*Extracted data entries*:
-- start --

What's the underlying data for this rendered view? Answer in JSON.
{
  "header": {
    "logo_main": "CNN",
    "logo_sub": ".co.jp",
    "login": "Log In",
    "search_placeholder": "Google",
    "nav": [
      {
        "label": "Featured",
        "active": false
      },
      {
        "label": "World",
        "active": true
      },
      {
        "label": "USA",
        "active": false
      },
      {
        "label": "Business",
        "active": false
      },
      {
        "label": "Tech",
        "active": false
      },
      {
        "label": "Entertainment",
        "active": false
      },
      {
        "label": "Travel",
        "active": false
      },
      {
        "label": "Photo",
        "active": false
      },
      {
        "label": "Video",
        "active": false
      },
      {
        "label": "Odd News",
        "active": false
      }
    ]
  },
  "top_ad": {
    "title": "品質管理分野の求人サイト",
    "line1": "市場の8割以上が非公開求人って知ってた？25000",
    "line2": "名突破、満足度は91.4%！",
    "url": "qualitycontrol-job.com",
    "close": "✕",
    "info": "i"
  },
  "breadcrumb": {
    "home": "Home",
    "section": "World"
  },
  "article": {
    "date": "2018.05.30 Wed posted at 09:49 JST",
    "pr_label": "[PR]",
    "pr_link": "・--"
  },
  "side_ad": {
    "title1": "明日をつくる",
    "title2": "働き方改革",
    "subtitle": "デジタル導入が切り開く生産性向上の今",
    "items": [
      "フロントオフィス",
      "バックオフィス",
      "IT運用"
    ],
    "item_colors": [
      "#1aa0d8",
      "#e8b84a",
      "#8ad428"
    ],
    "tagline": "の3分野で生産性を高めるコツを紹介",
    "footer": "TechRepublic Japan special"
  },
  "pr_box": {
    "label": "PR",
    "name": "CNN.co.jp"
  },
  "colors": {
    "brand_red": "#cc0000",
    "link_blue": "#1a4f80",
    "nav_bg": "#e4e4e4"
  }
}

-- end --

*Problem*: The records above should be returned exactly.

*Task answer*:
What's the underlying data for this rendered view? Answer in JSON.
{
  "header": {
    "logo_main": "CNN",
    "logo_sub": ".co.jp",
    "login": "Log In",
    "search_placeholder": "Google",
    "nav": [
      {
        "label": "Featured",
        "active": false
      },
      {
        "label": "World",
        "active": true
      },
      {
        "label": "USA",
        "active": false
      },
      {
        "label": "Business",
        "active": false
      },
      {
        "label": "Tech",
        "active": false
      },
      {
        "label": "Entertainment",
        "active": false
      },
      {
        "label": "Travel",
        "active": false
      },
      {
        "label": "Photo",
        "active": false
      },
      {
        "label": "Video",
        "active": false
      },
      {
        "label": "Odd News",
        "active": false
      }
    ]
  },
  "top_ad": {
    "title": "品質管理分野の求人サイト",
    "line1": "市場の8割以上が非公開求人って知ってた？25000",
    "line2": "名突破、満足度は91.4%！",
    "url": "qualitycontrol-job.com",
    "close": "✕",
    "info": "i"
  },
  "breadcrumb": {
    "home": "Home",
    "section": "World"
  },
  "article": {
    "date": "2018.05.30 Wed posted at 09:49 JST",
    "pr_label": "[PR]",
    "pr_link": "・--"
  },
  "side_ad": {
    "title1": "明日をつくる",
    "title2": "働き方改革",
    "subtitle": "デジタル導入が切り開く生産性向上の今",
    "items": [
      "フロントオフィス",
      "バックオフィス",
      "IT運用"
    ],
    "item_colors": [
      "#1aa0d8",
      "#e8b84a",
      "#8ad428"
    ],
    "tagline": "の3分野で生産性を高めるコツを紹介",
    "footer": "TechRepublic Japan special"
  },
  "pr_box": {
    "label": "PR",
    "name": "CNN.co.jp"
  },
  "colors": {
    "brand_red": "#cc0000",
    "link_blue": "#1a4f80",
    "nav_bg": "#e4e4e4"
  }
}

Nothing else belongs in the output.